> [Directions for this task]: Count how many lines of the data contain the string "subheader". Give only the number.

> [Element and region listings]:
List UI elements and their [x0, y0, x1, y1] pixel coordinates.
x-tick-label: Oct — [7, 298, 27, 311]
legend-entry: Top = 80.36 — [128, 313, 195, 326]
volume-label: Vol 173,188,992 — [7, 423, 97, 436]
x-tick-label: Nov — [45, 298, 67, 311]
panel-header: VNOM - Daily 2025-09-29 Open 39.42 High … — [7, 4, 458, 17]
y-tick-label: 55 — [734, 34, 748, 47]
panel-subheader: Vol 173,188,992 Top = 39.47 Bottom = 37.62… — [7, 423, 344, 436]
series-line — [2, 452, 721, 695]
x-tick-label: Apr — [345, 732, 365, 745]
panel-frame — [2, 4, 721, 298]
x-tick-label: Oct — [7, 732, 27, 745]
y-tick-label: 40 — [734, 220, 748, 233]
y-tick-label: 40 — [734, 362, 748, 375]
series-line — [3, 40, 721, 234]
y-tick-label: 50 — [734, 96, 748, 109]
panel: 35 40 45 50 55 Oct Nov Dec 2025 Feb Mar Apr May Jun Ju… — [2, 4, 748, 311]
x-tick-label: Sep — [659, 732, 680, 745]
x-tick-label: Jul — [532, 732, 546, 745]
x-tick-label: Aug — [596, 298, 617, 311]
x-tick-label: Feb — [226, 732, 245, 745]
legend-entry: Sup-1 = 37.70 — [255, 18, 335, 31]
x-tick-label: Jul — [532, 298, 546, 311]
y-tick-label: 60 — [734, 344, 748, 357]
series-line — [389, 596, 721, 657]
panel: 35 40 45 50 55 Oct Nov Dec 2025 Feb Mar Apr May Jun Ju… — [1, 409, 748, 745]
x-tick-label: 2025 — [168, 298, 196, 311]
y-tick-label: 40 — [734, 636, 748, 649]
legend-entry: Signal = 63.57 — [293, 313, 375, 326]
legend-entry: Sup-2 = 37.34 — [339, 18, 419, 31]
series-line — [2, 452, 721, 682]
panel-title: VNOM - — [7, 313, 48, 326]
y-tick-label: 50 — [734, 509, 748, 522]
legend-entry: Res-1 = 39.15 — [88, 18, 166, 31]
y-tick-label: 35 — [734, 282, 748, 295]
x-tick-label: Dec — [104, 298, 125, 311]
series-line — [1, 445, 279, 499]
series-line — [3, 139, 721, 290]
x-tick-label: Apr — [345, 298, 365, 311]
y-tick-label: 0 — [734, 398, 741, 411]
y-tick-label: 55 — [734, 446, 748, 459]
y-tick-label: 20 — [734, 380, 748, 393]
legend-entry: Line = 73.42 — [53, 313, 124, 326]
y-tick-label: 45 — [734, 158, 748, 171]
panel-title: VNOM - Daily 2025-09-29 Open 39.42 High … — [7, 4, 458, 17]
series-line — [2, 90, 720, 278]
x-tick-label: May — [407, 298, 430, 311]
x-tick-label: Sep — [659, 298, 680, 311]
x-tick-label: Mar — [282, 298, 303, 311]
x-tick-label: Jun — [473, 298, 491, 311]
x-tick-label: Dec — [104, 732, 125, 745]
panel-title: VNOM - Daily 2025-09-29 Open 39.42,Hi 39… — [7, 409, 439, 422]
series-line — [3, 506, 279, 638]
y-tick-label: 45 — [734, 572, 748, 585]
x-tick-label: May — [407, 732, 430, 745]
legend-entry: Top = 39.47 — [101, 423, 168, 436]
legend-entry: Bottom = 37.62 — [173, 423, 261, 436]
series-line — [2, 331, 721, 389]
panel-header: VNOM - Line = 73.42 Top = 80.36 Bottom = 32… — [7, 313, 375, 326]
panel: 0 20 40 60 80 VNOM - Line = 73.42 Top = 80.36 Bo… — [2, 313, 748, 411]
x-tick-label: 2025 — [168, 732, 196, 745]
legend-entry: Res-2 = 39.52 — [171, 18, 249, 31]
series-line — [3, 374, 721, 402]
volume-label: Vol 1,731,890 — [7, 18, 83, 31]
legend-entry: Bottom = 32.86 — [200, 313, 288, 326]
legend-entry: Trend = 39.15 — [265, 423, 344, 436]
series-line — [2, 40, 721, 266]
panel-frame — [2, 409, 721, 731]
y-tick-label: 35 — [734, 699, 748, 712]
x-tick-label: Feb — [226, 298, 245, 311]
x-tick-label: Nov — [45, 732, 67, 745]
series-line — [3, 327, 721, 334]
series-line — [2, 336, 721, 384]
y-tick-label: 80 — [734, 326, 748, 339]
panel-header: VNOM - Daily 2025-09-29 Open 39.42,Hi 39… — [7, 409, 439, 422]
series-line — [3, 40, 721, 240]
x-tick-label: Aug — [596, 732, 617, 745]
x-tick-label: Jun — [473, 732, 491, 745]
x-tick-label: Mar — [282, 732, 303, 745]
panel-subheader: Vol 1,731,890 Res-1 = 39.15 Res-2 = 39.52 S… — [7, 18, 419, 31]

> [Solution for this exercise]: 2